Required task: Without including any pictures, write out all the entries exactly.

[Begin Data for this task]

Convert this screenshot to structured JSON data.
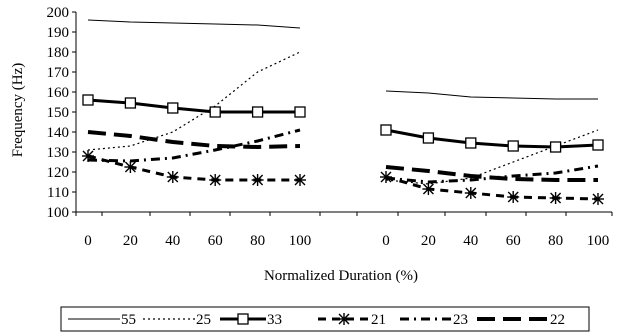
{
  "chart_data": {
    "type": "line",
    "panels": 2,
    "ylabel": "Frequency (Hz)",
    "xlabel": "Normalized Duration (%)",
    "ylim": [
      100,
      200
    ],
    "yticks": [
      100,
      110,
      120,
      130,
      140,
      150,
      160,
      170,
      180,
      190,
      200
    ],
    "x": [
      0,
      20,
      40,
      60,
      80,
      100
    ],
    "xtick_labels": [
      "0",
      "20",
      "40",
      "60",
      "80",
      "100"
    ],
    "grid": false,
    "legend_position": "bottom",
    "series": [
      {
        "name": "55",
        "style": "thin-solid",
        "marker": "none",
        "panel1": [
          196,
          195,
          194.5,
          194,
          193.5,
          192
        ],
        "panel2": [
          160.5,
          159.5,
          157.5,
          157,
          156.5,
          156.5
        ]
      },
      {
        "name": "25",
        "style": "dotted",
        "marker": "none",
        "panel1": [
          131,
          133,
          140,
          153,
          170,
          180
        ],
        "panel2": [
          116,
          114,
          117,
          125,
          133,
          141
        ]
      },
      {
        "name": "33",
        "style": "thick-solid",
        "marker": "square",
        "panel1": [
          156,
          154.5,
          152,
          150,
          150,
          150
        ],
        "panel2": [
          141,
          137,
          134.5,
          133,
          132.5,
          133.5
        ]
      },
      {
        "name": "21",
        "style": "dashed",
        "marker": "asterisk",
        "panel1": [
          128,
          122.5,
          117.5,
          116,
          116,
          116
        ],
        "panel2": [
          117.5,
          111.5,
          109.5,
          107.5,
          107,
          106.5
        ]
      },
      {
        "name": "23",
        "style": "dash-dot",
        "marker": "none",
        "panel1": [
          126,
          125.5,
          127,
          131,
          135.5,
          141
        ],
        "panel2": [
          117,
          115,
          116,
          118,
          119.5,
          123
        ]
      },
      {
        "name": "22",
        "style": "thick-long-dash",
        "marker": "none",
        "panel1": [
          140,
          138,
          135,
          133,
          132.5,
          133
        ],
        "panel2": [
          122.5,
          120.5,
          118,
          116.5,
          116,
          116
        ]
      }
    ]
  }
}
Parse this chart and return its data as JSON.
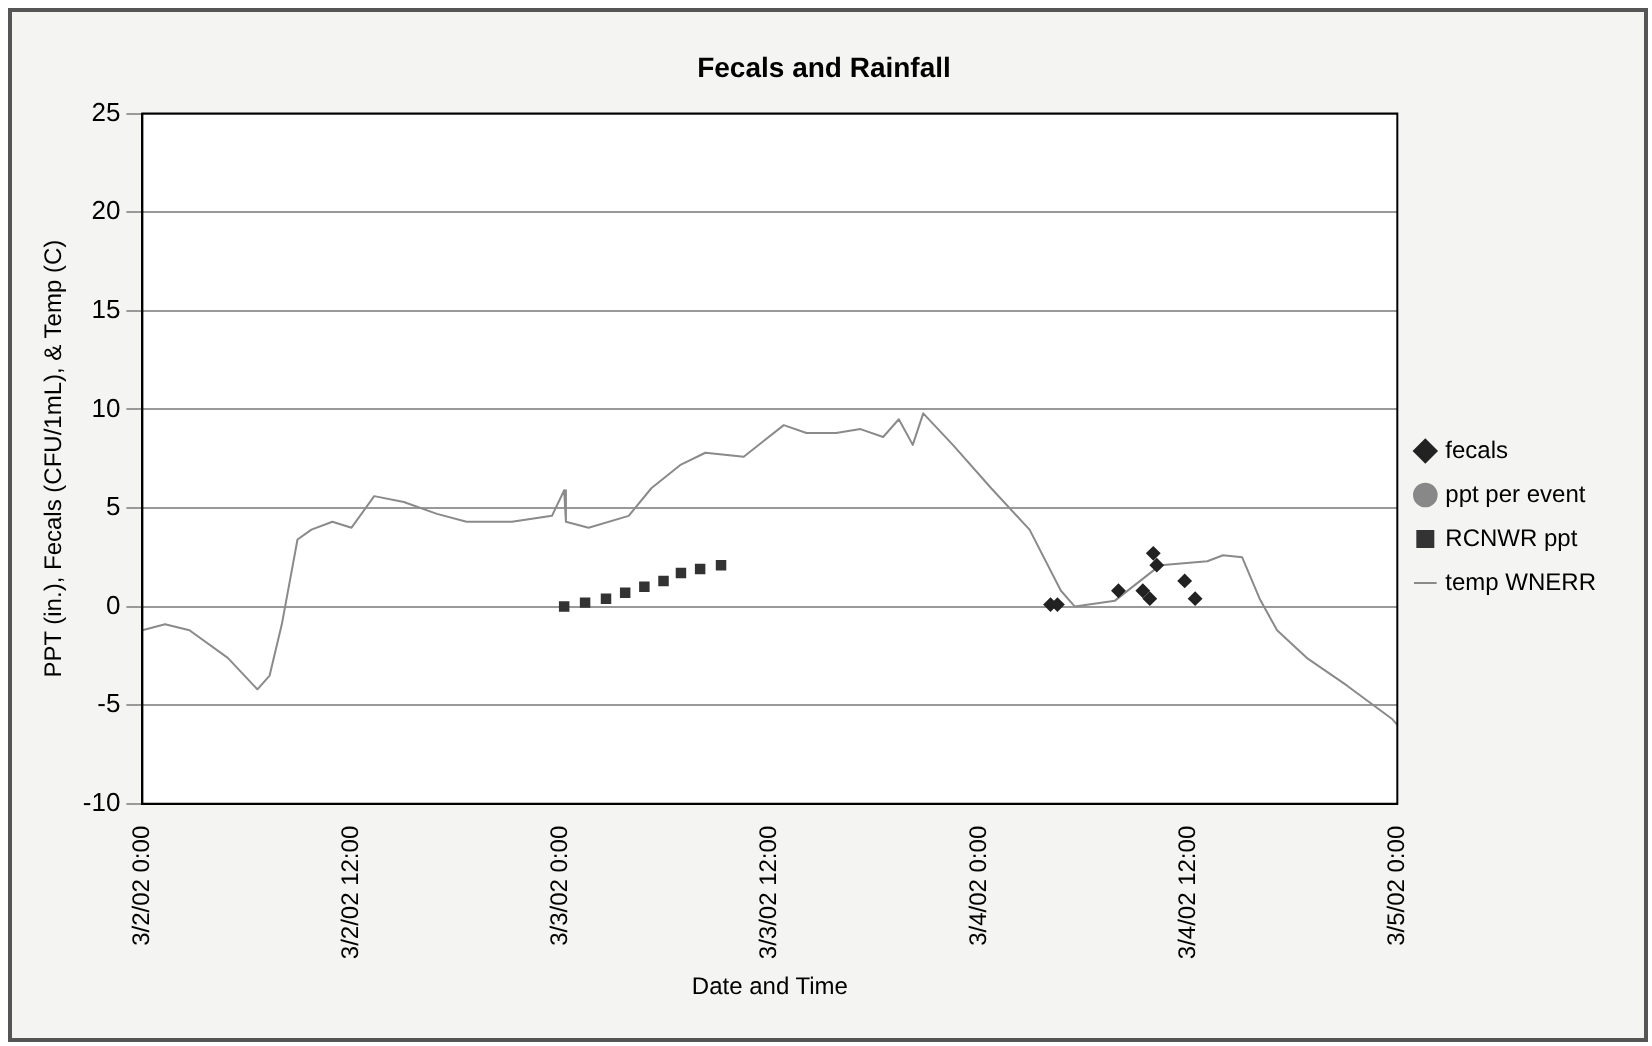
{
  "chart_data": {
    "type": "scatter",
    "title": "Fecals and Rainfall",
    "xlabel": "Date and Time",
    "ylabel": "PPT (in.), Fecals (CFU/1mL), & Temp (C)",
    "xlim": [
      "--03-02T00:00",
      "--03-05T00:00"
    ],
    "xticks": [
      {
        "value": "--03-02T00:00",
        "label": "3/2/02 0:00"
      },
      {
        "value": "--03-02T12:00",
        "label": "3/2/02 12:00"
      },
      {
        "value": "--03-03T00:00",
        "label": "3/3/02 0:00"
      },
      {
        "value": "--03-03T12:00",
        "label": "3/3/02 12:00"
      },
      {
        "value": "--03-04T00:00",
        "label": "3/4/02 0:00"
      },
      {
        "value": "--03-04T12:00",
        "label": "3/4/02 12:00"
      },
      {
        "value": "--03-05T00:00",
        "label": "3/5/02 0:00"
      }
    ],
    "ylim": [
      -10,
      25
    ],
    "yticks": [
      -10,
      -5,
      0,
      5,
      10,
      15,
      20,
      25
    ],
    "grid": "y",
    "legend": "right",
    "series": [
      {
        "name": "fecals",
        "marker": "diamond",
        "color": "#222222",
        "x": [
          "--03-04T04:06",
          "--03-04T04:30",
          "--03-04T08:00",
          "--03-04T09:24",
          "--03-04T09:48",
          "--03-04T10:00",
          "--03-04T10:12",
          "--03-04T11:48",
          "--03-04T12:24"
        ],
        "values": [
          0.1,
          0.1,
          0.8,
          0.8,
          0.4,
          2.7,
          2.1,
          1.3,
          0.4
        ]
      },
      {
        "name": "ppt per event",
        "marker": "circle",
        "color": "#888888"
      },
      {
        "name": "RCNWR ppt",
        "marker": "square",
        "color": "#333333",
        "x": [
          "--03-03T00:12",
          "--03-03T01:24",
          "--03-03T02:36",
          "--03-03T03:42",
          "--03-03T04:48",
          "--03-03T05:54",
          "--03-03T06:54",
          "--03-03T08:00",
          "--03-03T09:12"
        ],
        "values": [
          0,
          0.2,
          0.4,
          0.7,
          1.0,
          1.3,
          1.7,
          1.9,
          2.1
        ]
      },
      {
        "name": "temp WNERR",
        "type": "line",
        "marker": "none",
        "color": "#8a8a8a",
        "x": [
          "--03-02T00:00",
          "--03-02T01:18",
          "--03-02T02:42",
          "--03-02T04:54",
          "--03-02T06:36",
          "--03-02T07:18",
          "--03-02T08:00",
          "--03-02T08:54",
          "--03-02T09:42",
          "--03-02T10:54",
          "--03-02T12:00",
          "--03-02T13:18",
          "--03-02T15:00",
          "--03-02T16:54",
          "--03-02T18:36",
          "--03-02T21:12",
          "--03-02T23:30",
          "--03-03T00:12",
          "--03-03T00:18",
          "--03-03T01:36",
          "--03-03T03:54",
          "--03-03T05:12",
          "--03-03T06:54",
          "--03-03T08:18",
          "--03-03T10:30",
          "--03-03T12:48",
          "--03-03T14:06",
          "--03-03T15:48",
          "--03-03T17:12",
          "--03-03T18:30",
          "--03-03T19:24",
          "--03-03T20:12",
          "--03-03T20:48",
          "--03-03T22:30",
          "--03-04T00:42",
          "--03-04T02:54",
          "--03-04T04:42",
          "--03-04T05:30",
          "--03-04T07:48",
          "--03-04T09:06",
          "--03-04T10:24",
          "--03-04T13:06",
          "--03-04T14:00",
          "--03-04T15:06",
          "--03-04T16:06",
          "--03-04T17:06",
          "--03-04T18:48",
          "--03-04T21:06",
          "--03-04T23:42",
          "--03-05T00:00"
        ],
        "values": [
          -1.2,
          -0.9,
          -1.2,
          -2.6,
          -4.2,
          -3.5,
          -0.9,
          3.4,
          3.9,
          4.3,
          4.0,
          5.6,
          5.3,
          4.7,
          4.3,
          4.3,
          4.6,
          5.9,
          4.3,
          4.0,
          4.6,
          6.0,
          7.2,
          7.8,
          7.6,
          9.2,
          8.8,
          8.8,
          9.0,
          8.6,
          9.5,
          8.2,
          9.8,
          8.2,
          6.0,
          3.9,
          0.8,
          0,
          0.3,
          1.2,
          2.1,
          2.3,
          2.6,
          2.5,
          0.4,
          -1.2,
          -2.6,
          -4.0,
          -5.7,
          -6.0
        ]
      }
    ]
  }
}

[End Data for this task]

The completed task:
Convert this screenshot to structured JSON data.
{
  "chart_data": {
    "type": "line",
    "panels": 2,
    "ylabel": "Frequency (Hz)",
    "xlabel": "Normalized Duration (%)",
    "ylim": [
      100,
      200
    ],
    "yticks": [
      100,
      110,
      120,
      130,
      140,
      150,
      160,
      170,
      180,
      190,
      200
    ],
    "x": [
      0,
      20,
      40,
      60,
      80,
      100
    ],
    "xtick_labels": [
      "0",
      "20",
      "40",
      "60",
      "80",
      "100"
    ],
    "grid": false,
    "legend_position": "bottom",
    "series": [
      {
        "name": "55",
        "style": "thin-solid",
        "marker": "none",
        "panel1": [
          196,
          195,
          194.5,
          194,
          193.5,
          192
        ],
        "panel2": [
          160.5,
          159.5,
          157.5,
          157,
          156.5,
          156.5
        ]
      },
      {
        "name": "25",
        "style": "dotted",
        "marker": "none",
        "panel1": [
          131,
          133,
          140,
          153,
          170,
          180
        ],
        "panel2": [
          116,
          114,
          117,
          125,
          133,
          141
        ]
      },
      {
        "name": "33",
        "style": "thick-solid",
        "marker": "square",
        "panel1": [
          156,
          154.5,
          152,
          150,
          150,
          150
        ],
        "panel2": [
          141,
          137,
          134.5,
          133,
          132.5,
          133.5
        ]
      },
      {
        "name": "21",
        "style": "dashed",
        "marker": "asterisk",
        "panel1": [
          128,
          122.5,
          117.5,
          116,
          116,
          116
        ],
        "panel2": [
          117.5,
          111.5,
          109.5,
          107.5,
          107,
          106.5
        ]
      },
      {
        "name": "23",
        "style": "dash-dot",
        "marker": "none",
        "panel1": [
          126,
          125.5,
          127,
          131,
          135.5,
          141
        ],
        "panel2": [
          117,
          115,
          116,
          118,
          119.5,
          123
        ]
      },
      {
        "name": "22",
        "style": "thick-long-dash",
        "marker": "none",
        "panel1": [
          140,
          138,
          135,
          133,
          132.5,
          133
        ],
        "panel2": [
          122.5,
          120.5,
          118,
          116.5,
          116,
          116
        ]
      }
    ]
  }
}
Parse this chart and return its data as JSON.
{
  "chart_data": {
    "type": "scatter",
    "title": "Fecals and Rainfall",
    "xlabel": "Date and Time",
    "ylabel": "PPT (in.), Fecals (CFU/1mL), & Temp (C)",
    "xlim": [
      "--03-02T00:00",
      "--03-05T00:00"
    ],
    "xticks": [
      {
        "value": "--03-02T00:00",
        "label": "3/2/02 0:00"
      },
      {
        "value": "--03-02T12:00",
        "label": "3/2/02 12:00"
      },
      {
        "value": "--03-03T00:00",
        "label": "3/3/02 0:00"
      },
      {
        "value": "--03-03T12:00",
        "label": "3/3/02 12:00"
      },
      {
        "value": "--03-04T00:00",
        "label": "3/4/02 0:00"
      },
      {
        "value": "--03-04T12:00",
        "label": "3/4/02 12:00"
      },
      {
        "value": "--03-05T00:00",
        "label": "3/5/02 0:00"
      }
    ],
    "ylim": [
      -10,
      25
    ],
    "yticks": [
      -10,
      -5,
      0,
      5,
      10,
      15,
      20,
      25
    ],
    "grid": "y",
    "legend": "right",
    "series": [
      {
        "name": "fecals",
        "marker": "diamond",
        "color": "#222222",
        "x": [
          "--03-04T04:06",
          "--03-04T04:30",
          "--03-04T08:00",
          "--03-04T09:24",
          "--03-04T09:48",
          "--03-04T10:00",
          "--03-04T10:12",
          "--03-04T11:48",
          "--03-04T12:24"
        ],
        "values": [
          0.1,
          0.1,
          0.8,
          0.8,
          0.4,
          2.7,
          2.1,
          1.3,
          0.4
        ]
      },
      {
        "name": "ppt per event",
        "marker": "circle",
        "color": "#888888"
      },
      {
        "name": "RCNWR ppt",
        "marker": "square",
        "color": "#333333",
        "x": [
          "--03-03T00:12",
          "--03-03T01:24",
          "--03-03T02:36",
          "--03-03T03:42",
          "--03-03T04:48",
          "--03-03T05:54",
          "--03-03T06:54",
          "--03-03T08:00",
          "--03-03T09:12"
        ],
        "values": [
          0,
          0.2,
          0.4,
          0.7,
          1.0,
          1.3,
          1.7,
          1.9,
          2.1
        ]
      },
      {
        "name": "temp WNERR",
        "type": "line",
        "marker": "none",
        "color": "#8a8a8a",
        "x": [
          "--03-02T00:00",
          "--03-02T01:18",
          "--03-02T02:42",
          "--03-02T04:54",
          "--03-02T06:36",
          "--03-02T07:18",
          "--03-02T08:00",
          "--03-02T08:54",
          "--03-02T09:42",
          "--03-02T10:54",
          "--03-02T12:00",
          "--03-02T13:18",
          "--03-02T15:00",
          "--03-02T16:54",
          "--03-02T18:36",
          "--03-02T21:12",
          "--03-02T23:30",
          "--03-03T00:12",
          "--03-03T00:18",
          "--03-03T01:36",
          "--03-03T03:54",
          "--03-03T05:12",
          "--03-03T06:54",
          "--03-03T08:18",
          "--03-03T10:30",
          "--03-03T12:48",
          "--03-03T14:06",
          "--03-03T15:48",
          "--03-03T17:12",
          "--03-03T18:30",
          "--03-03T19:24",
          "--03-03T20:12",
          "--03-03T20:48",
          "--03-03T22:30",
          "--03-04T00:42",
          "--03-04T02:54",
          "--03-04T04:42",
          "--03-04T05:30",
          "--03-04T07:48",
          "--03-04T09:06",
          "--03-04T10:24",
          "--03-04T13:06",
          "--03-04T14:00",
          "--03-04T15:06",
          "--03-04T16:06",
          "--03-04T17:06",
          "--03-04T18:48",
          "--03-04T21:06",
          "--03-04T23:42",
          "--03-05T00:00"
        ],
        "values": [
          -1.2,
          -0.9,
          -1.2,
          -2.6,
          -4.2,
          -3.5,
          -0.9,
          3.4,
          3.9,
          4.3,
          4.0,
          5.6,
          5.3,
          4.7,
          4.3,
          4.3,
          4.6,
          5.9,
          4.3,
          4.0,
          4.6,
          6.0,
          7.2,
          7.8,
          7.6,
          9.2,
          8.8,
          8.8,
          9.0,
          8.6,
          9.5,
          8.2,
          9.8,
          8.2,
          6.0,
          3.9,
          0.8,
          0,
          0.3,
          1.2,
          2.1,
          2.3,
          2.6,
          2.5,
          0.4,
          -1.2,
          -2.6,
          -4.0,
          -5.7,
          -6.0
        ]
      }
    ]
  }
}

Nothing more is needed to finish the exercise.